- _Aim_
Copy every line of the data exactly, leaving nothing out.

- _Raw data_
________________________
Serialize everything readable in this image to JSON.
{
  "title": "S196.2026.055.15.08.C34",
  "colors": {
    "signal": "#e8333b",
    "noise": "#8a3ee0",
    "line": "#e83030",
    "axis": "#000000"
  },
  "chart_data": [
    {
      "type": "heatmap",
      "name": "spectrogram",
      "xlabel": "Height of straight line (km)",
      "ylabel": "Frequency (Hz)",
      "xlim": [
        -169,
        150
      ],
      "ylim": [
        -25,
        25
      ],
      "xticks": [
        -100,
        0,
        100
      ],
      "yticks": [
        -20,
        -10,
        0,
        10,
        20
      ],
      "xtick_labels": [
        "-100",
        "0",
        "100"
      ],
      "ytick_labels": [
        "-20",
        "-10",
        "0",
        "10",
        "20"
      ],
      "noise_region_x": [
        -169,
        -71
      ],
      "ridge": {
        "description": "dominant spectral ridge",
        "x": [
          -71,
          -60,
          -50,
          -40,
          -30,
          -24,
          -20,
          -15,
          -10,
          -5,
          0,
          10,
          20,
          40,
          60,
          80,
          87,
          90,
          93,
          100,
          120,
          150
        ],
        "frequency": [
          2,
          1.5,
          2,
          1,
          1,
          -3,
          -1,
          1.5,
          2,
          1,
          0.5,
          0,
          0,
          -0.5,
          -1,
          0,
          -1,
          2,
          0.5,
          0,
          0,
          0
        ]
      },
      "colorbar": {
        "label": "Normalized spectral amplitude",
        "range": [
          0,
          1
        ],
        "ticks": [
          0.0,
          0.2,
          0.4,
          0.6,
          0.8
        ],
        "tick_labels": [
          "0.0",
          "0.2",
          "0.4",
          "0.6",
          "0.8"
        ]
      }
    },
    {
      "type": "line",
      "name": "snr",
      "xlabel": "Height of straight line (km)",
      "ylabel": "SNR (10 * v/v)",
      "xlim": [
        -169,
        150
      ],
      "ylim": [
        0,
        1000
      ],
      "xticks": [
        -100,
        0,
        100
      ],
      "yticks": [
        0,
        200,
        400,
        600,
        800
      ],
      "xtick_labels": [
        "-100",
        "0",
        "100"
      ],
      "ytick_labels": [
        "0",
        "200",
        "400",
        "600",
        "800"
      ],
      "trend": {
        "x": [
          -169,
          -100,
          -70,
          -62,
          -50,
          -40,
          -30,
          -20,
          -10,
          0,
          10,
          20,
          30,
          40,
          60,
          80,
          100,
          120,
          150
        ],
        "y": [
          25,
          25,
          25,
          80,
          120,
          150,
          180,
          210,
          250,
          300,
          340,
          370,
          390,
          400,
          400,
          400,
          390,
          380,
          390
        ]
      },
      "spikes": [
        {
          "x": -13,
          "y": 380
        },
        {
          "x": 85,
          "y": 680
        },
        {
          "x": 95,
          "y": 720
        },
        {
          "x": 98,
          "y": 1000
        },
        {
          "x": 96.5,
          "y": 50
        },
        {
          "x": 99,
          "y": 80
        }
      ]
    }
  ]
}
________________________
- _Solved exercise_
Serialize everything readable in this image to JSON.
{
  "title": "S196.2026.055.15.08.C34",
  "colors": {
    "signal": "#e8333b",
    "noise": "#8a3ee0",
    "line": "#e83030",
    "axis": "#000000"
  },
  "chart_data": [
    {
      "type": "heatmap",
      "name": "spectrogram",
      "xlabel": "Height of straight line (km)",
      "ylabel": "Frequency (Hz)",
      "xlim": [
        -169,
        150
      ],
      "ylim": [
        -25,
        25
      ],
      "xticks": [
        -100,
        0,
        100
      ],
      "yticks": [
        -20,
        -10,
        0,
        10,
        20
      ],
      "xtick_labels": [
        "-100",
        "0",
        "100"
      ],
      "ytick_labels": [
        "-20",
        "-10",
        "0",
        "10",
        "20"
      ],
      "noise_region_x": [
        -169,
        -71
      ],
      "ridge": {
        "description": "dominant spectral ridge",
        "x": [
          -71,
          -60,
          -50,
          -40,
          -30,
          -24,
          -20,
          -15,
          -10,
          -5,
          0,
          10,
          20,
          40,
          60,
          80,
          87,
          90,
          93,
          100,
          120,
          150
        ],
        "frequency": [
          2,
          1.5,
          2,
          1,
          1,
          -3,
          -1,
          1.5,
          2,
          1,
          0.5,
          0,
          0,
          -0.5,
          -1,
          0,
          -1,
          2,
          0.5,
          0,
          0,
          0
        ]
      },
      "colorbar": {
        "label": "Normalized spectral amplitude",
        "range": [
          0,
          1
        ],
        "ticks": [
          0.0,
          0.2,
          0.4,
          0.6,
          0.8
        ],
        "tick_labels": [
          "0.0",
          "0.2",
          "0.4",
          "0.6",
          "0.8"
        ]
      }
    },
    {
      "type": "line",
      "name": "snr",
      "xlabel": "Height of straight line (km)",
      "ylabel": "SNR (10 * v/v)",
      "xlim": [
        -169,
        150
      ],
      "ylim": [
        0,
        1000
      ],
      "xticks": [
        -100,
        0,
        100
      ],
      "yticks": [
        0,
        200,
        400,
        600,
        800
      ],
      "xtick_labels": [
        "-100",
        "0",
        "100"
      ],
      "ytick_labels": [
        "0",
        "200",
        "400",
        "600",
        "800"
      ],
      "trend": {
        "x": [
          -169,
          -100,
          -70,
          -62,
          -50,
          -40,
          -30,
          -20,
          -10,
          0,
          10,
          20,
          30,
          40,
          60,
          80,
          100,
          120,
          150
        ],
        "y": [
          25,
          25,
          25,
          80,
          120,
          150,
          180,
          210,
          250,
          300,
          340,
          370,
          390,
          400,
          400,
          400,
          390,
          380,
          390
        ]
      },
      "spikes": [
        {
          "x": -13,
          "y": 380
        },
        {
          "x": 85,
          "y": 680
        },
        {
          "x": 95,
          "y": 720
        },
        {
          "x": 98,
          "y": 1000
        },
        {
          "x": 96.5,
          "y": 50
        },
        {
          "x": 99,
          "y": 80
        }
      ]
    }
  ]
}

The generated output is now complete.